━━ Input for this task
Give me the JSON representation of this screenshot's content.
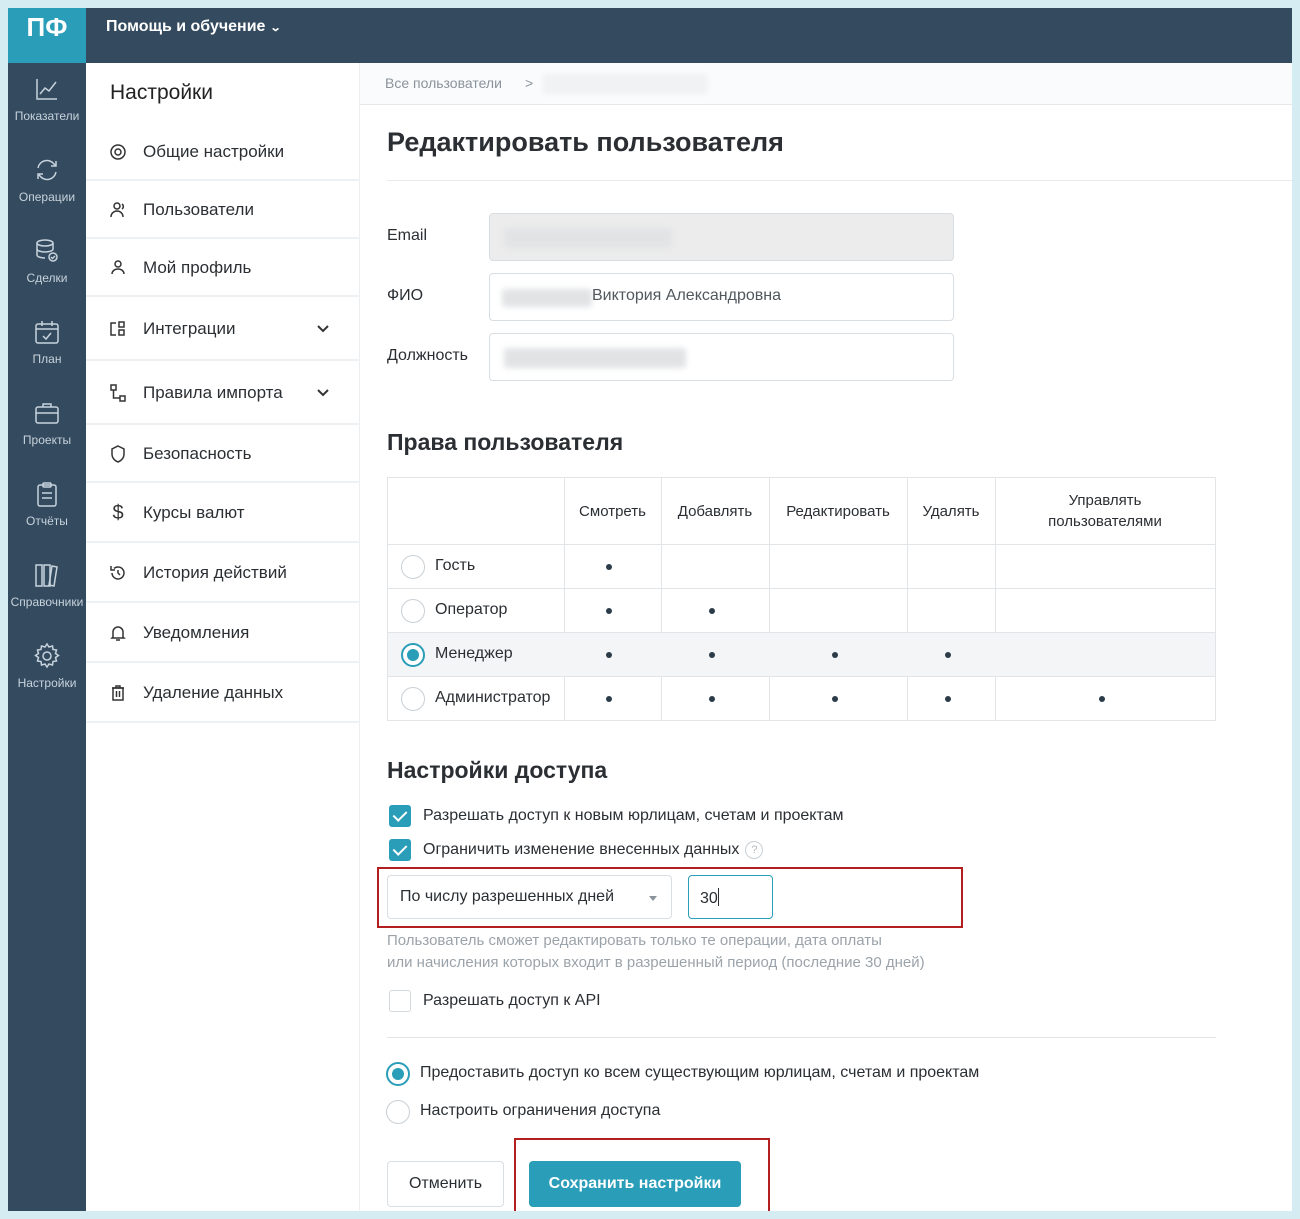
{
  "brand": {
    "logo": "ПФ",
    "help_menu": "Помощь и обучение"
  },
  "rail": [
    {
      "label": "Показатели",
      "icon": "chart-line-icon"
    },
    {
      "label": "Операции",
      "icon": "refresh-icon"
    },
    {
      "label": "Сделки",
      "icon": "database-check-icon"
    },
    {
      "label": "План",
      "icon": "calendar-check-icon"
    },
    {
      "label": "Проекты",
      "icon": "briefcase-icon"
    },
    {
      "label": "Отчёты",
      "icon": "clipboard-icon"
    },
    {
      "label": "Справочники",
      "icon": "books-icon"
    },
    {
      "label": "Настройки",
      "icon": "gear-icon"
    }
  ],
  "settings_nav": {
    "title": "Настройки",
    "items": [
      {
        "label": "Общие настройки",
        "icon": "settings-icon"
      },
      {
        "label": "Пользователи",
        "icon": "users-icon"
      },
      {
        "label": "Мой профиль",
        "icon": "user-icon"
      },
      {
        "label": "Интеграции",
        "icon": "integrations-icon"
      },
      {
        "label": "Правила импорта",
        "icon": "import-rules-icon"
      },
      {
        "label": "Безопасность",
        "icon": "shield-icon"
      },
      {
        "label": "Курсы валют",
        "icon": "dollar-icon"
      },
      {
        "label": "История действий",
        "icon": "history-icon"
      },
      {
        "label": "Уведомления",
        "icon": "bell-icon"
      },
      {
        "label": "Удаление данных",
        "icon": "trash-icon"
      }
    ]
  },
  "breadcrumb": {
    "root": "Все пользователи",
    "separator": ">"
  },
  "page_title": "Редактировать пользователя",
  "form": {
    "email_label": "Email",
    "fio_label": "ФИО",
    "fio_value_visible": "Виктория Александровна",
    "position_label": "Должность"
  },
  "rights": {
    "title": "Права пользователя",
    "columns": [
      "Смотреть",
      "Добавлять",
      "Редактировать",
      "Удалять",
      "Управлять пользователями"
    ],
    "rows": [
      {
        "role": "Гость",
        "selected": false,
        "perms": [
          true,
          false,
          false,
          false,
          false
        ]
      },
      {
        "role": "Оператор",
        "selected": false,
        "perms": [
          true,
          true,
          false,
          false,
          false
        ]
      },
      {
        "role": "Менеджер",
        "selected": true,
        "perms": [
          true,
          true,
          true,
          true,
          false
        ]
      },
      {
        "role": "Администратор",
        "selected": false,
        "perms": [
          true,
          true,
          true,
          true,
          true
        ]
      }
    ]
  },
  "access": {
    "title": "Настройки доступа",
    "allow_new": "Разрешать доступ к новым юрлицам, счетам и проектам",
    "allow_new_checked": true,
    "restrict_edit": "Ограничить изменение внесенных данных",
    "restrict_edit_checked": true,
    "help_mark": "?",
    "mode_select": "По числу разрешенных дней",
    "days_value": "30",
    "hint_line1": "Пользователь сможет редактировать только те операции, дата оплаты",
    "hint_line2": "или начисления которых входит в разрешенный период (последние 30 дней)",
    "api_access": "Разрешать доступ к API",
    "api_access_checked": false,
    "option_all": "Предоставить доступ ко всем существующим юрлицам, счетам и проектам",
    "option_restrict": "Настроить ограничения доступа"
  },
  "buttons": {
    "cancel": "Отменить",
    "save": "Сохранить настройки"
  },
  "colors": {
    "accent": "#2a9db8",
    "rail_bg": "#344a5e",
    "highlight_border": "#b31e1e"
  }
}
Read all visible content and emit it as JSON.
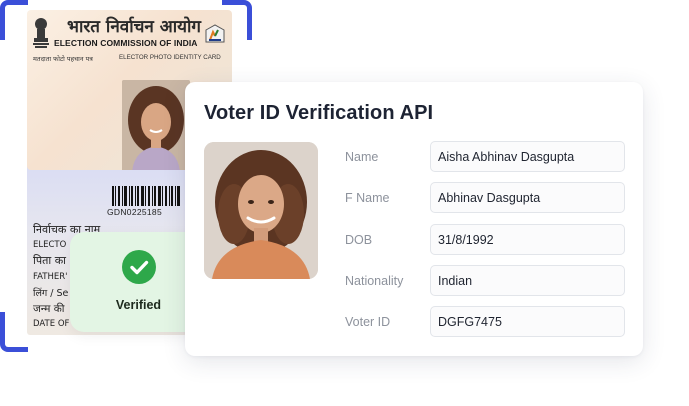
{
  "colors": {
    "accent_frame": "#3b4fd8",
    "verified_bg": "#e3f5e4",
    "verified_check": "#2ea84a",
    "label_gray": "#8d929c"
  },
  "card_front": {
    "hindi_title": "भारत निर्वाचन आयोग",
    "english_title": "ELECTION COMMISSION OF INDIA",
    "hindi_subtitle": "मतदाता फोटो पहचान पत्र",
    "english_subtitle": "ELECTOR PHOTO IDENTITY CARD"
  },
  "card_back": {
    "epic_number": "GDN0225185",
    "lines": [
      "निर्वाचक का नाम",
      "ELECTO",
      "पिता का",
      "FATHER'",
      "लिंग / Se",
      "जन्म की",
      "DATE OF B"
    ]
  },
  "badge": {
    "icon": "check-icon",
    "label": "Verified"
  },
  "panel": {
    "title": "Voter ID Verification API",
    "fields": [
      {
        "label": "Name",
        "value": "Aisha Abhinav Dasgupta"
      },
      {
        "label": "F Name",
        "value": "Abhinav Dasgupta"
      },
      {
        "label": "DOB",
        "value": "31/8/1992"
      },
      {
        "label": "Nationality",
        "value": "Indian"
      },
      {
        "label": "Voter ID",
        "value": "DGFG7475"
      }
    ]
  }
}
━━━━
### Stated task
Repeat the material verbatim. Do not carry over any picture.

### Full output
Give me the JSON representation of this screenshot's content.
{
  "brand": {
    "logo": "ПФ",
    "help_menu": "Помощь и обучение"
  },
  "rail": [
    {
      "label": "Показатели",
      "icon": "chart-line-icon"
    },
    {
      "label": "Операции",
      "icon": "refresh-icon"
    },
    {
      "label": "Сделки",
      "icon": "database-check-icon"
    },
    {
      "label": "План",
      "icon": "calendar-check-icon"
    },
    {
      "label": "Проекты",
      "icon": "briefcase-icon"
    },
    {
      "label": "Отчёты",
      "icon": "clipboard-icon"
    },
    {
      "label": "Справочники",
      "icon": "books-icon"
    },
    {
      "label": "Настройки",
      "icon": "gear-icon"
    }
  ],
  "settings_nav": {
    "title": "Настройки",
    "items": [
      {
        "label": "Общие настройки",
        "icon": "settings-icon"
      },
      {
        "label": "Пользователи",
        "icon": "users-icon"
      },
      {
        "label": "Мой профиль",
        "icon": "user-icon"
      },
      {
        "label": "Интеграции",
        "icon": "integrations-icon"
      },
      {
        "label": "Правила импорта",
        "icon": "import-rules-icon"
      },
      {
        "label": "Безопасность",
        "icon": "shield-icon"
      },
      {
        "label": "Курсы валют",
        "icon": "dollar-icon"
      },
      {
        "label": "История действий",
        "icon": "history-icon"
      },
      {
        "label": "Уведомления",
        "icon": "bell-icon"
      },
      {
        "label": "Удаление данных",
        "icon": "trash-icon"
      }
    ]
  },
  "breadcrumb": {
    "root": "Все пользователи",
    "separator": ">"
  },
  "page_title": "Редактировать пользователя",
  "form": {
    "email_label": "Email",
    "fio_label": "ФИО",
    "fio_value_visible": "Виктория Александровна",
    "position_label": "Должность"
  },
  "rights": {
    "title": "Права пользователя",
    "columns": [
      "Смотреть",
      "Добавлять",
      "Редактировать",
      "Удалять",
      "Управлять пользователями"
    ],
    "rows": [
      {
        "role": "Гость",
        "selected": false,
        "perms": [
          true,
          false,
          false,
          false,
          false
        ]
      },
      {
        "role": "Оператор",
        "selected": false,
        "perms": [
          true,
          true,
          false,
          false,
          false
        ]
      },
      {
        "role": "Менеджер",
        "selected": true,
        "perms": [
          true,
          true,
          true,
          true,
          false
        ]
      },
      {
        "role": "Администратор",
        "selected": false,
        "perms": [
          true,
          true,
          true,
          true,
          true
        ]
      }
    ]
  },
  "access": {
    "title": "Настройки доступа",
    "allow_new": "Разрешать доступ к новым юрлицам, счетам и проектам",
    "allow_new_checked": true,
    "restrict_edit": "Ограничить изменение внесенных данных",
    "restrict_edit_checked": true,
    "help_mark": "?",
    "mode_select": "По числу разрешенных дней",
    "days_value": "30",
    "hint_line1": "Пользователь сможет редактировать только те операции, дата оплаты",
    "hint_line2": "или начисления которых входит в разрешенный период (последние 30 дней)",
    "api_access": "Разрешать доступ к API",
    "api_access_checked": false,
    "option_all": "Предоставить доступ ко всем существующим юрлицам, счетам и проектам",
    "option_restrict": "Настроить ограничения доступа"
  },
  "buttons": {
    "cancel": "Отменить",
    "save": "Сохранить настройки"
  },
  "colors": {
    "accent": "#2a9db8",
    "rail_bg": "#344a5e",
    "highlight_border": "#b31e1e"
  }
}
Read all visible content and emit it as JSON.
{
  "colors": {
    "accent_frame": "#3b4fd8",
    "verified_bg": "#e3f5e4",
    "verified_check": "#2ea84a",
    "label_gray": "#8d929c"
  },
  "card_front": {
    "hindi_title": "भारत निर्वाचन आयोग",
    "english_title": "ELECTION COMMISSION OF INDIA",
    "hindi_subtitle": "मतदाता फोटो पहचान पत्र",
    "english_subtitle": "ELECTOR PHOTO IDENTITY CARD"
  },
  "card_back": {
    "epic_number": "GDN0225185",
    "lines": [
      "निर्वाचक का नाम",
      "ELECTO",
      "पिता का",
      "FATHER'",
      "लिंग / Se",
      "जन्म की",
      "DATE OF B"
    ]
  },
  "badge": {
    "icon": "check-icon",
    "label": "Verified"
  },
  "panel": {
    "title": "Voter ID Verification API",
    "fields": [
      {
        "label": "Name",
        "value": "Aisha Abhinav Dasgupta"
      },
      {
        "label": "F Name",
        "value": "Abhinav Dasgupta"
      },
      {
        "label": "DOB",
        "value": "31/8/1992"
      },
      {
        "label": "Nationality",
        "value": "Indian"
      },
      {
        "label": "Voter ID",
        "value": "DGFG7475"
      }
    ]
  }
}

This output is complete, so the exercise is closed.